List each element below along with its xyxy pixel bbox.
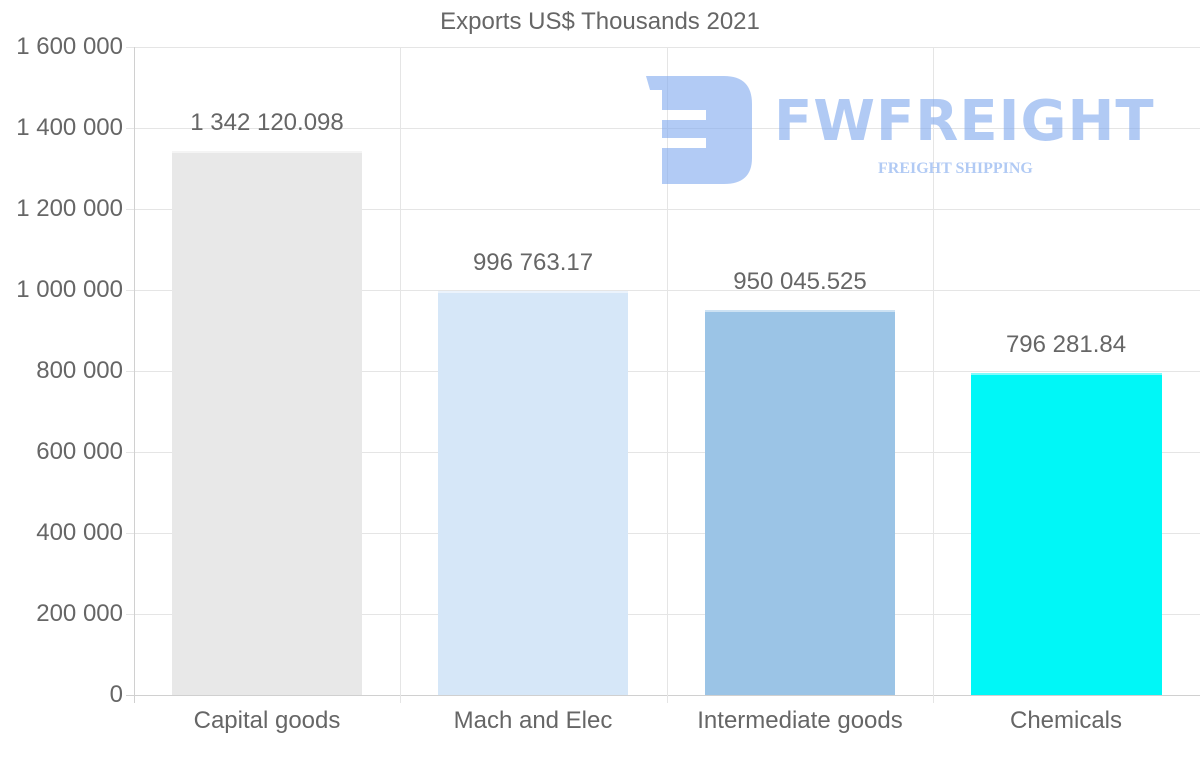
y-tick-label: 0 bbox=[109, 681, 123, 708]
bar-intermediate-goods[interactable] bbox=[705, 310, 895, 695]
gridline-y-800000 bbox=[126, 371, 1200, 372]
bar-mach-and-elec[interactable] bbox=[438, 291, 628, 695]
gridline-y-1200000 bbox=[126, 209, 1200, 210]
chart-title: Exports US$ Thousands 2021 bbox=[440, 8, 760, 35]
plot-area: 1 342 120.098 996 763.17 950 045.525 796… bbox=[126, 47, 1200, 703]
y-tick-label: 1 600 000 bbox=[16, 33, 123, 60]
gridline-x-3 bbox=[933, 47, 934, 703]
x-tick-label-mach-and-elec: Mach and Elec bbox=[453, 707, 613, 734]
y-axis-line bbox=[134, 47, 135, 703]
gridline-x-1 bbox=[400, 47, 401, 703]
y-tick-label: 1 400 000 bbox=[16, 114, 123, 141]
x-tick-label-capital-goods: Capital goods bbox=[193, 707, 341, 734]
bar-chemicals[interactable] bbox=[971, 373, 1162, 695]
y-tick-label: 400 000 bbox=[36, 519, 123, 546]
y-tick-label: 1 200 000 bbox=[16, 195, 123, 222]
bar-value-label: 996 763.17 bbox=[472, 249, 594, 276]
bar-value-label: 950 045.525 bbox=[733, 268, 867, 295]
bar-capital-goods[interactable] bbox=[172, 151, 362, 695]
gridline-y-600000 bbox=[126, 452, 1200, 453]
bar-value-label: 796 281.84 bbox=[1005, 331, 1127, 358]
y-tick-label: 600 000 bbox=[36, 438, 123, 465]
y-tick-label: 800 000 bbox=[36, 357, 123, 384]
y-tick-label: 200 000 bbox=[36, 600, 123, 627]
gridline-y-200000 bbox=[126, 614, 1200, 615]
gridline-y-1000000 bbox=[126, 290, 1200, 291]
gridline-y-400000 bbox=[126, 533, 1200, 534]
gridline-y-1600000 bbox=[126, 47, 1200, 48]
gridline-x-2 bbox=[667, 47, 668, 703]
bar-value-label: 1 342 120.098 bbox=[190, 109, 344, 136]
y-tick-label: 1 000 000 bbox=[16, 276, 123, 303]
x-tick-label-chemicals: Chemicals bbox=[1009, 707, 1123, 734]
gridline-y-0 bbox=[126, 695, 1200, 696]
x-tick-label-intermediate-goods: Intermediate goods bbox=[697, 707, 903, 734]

- - -

Exercise prompt
Could you quote the data above word for word, leaving out any picture?

Result below
List each element below along with its xyxy pixel bbox.
y-tick-label: 0 bbox=[109, 681, 123, 708]
bar-intermediate-goods[interactable] bbox=[705, 310, 895, 695]
gridline-y-800000 bbox=[126, 371, 1200, 372]
bar-mach-and-elec[interactable] bbox=[438, 291, 628, 695]
gridline-y-1200000 bbox=[126, 209, 1200, 210]
chart-title: Exports US$ Thousands 2021 bbox=[440, 8, 760, 35]
plot-area: 1 342 120.098 996 763.17 950 045.525 796… bbox=[126, 47, 1200, 703]
y-tick-label: 1 600 000 bbox=[16, 33, 123, 60]
gridline-x-3 bbox=[933, 47, 934, 703]
x-tick-label-mach-and-elec: Mach and Elec bbox=[453, 707, 613, 734]
y-axis-line bbox=[134, 47, 135, 703]
gridline-x-1 bbox=[400, 47, 401, 703]
y-tick-label: 1 400 000 bbox=[16, 114, 123, 141]
x-tick-label-capital-goods: Capital goods bbox=[193, 707, 341, 734]
bar-chemicals[interactable] bbox=[971, 373, 1162, 695]
y-tick-label: 400 000 bbox=[36, 519, 123, 546]
y-tick-label: 1 200 000 bbox=[16, 195, 123, 222]
bar-value-label: 996 763.17 bbox=[472, 249, 594, 276]
bar-value-label: 950 045.525 bbox=[733, 268, 867, 295]
bar-capital-goods[interactable] bbox=[172, 151, 362, 695]
gridline-y-600000 bbox=[126, 452, 1200, 453]
bar-value-label: 796 281.84 bbox=[1005, 331, 1127, 358]
y-tick-label: 600 000 bbox=[36, 438, 123, 465]
y-tick-label: 800 000 bbox=[36, 357, 123, 384]
y-tick-label: 200 000 bbox=[36, 600, 123, 627]
gridline-y-200000 bbox=[126, 614, 1200, 615]
gridline-y-1000000 bbox=[126, 290, 1200, 291]
gridline-y-400000 bbox=[126, 533, 1200, 534]
gridline-y-1600000 bbox=[126, 47, 1200, 48]
gridline-x-2 bbox=[667, 47, 668, 703]
bar-value-label: 1 342 120.098 bbox=[190, 109, 344, 136]
y-tick-label: 1 000 000 bbox=[16, 276, 123, 303]
x-tick-label-chemicals: Chemicals bbox=[1009, 707, 1123, 734]
gridline-y-0 bbox=[126, 695, 1200, 696]
x-tick-label-intermediate-goods: Intermediate goods bbox=[697, 707, 903, 734]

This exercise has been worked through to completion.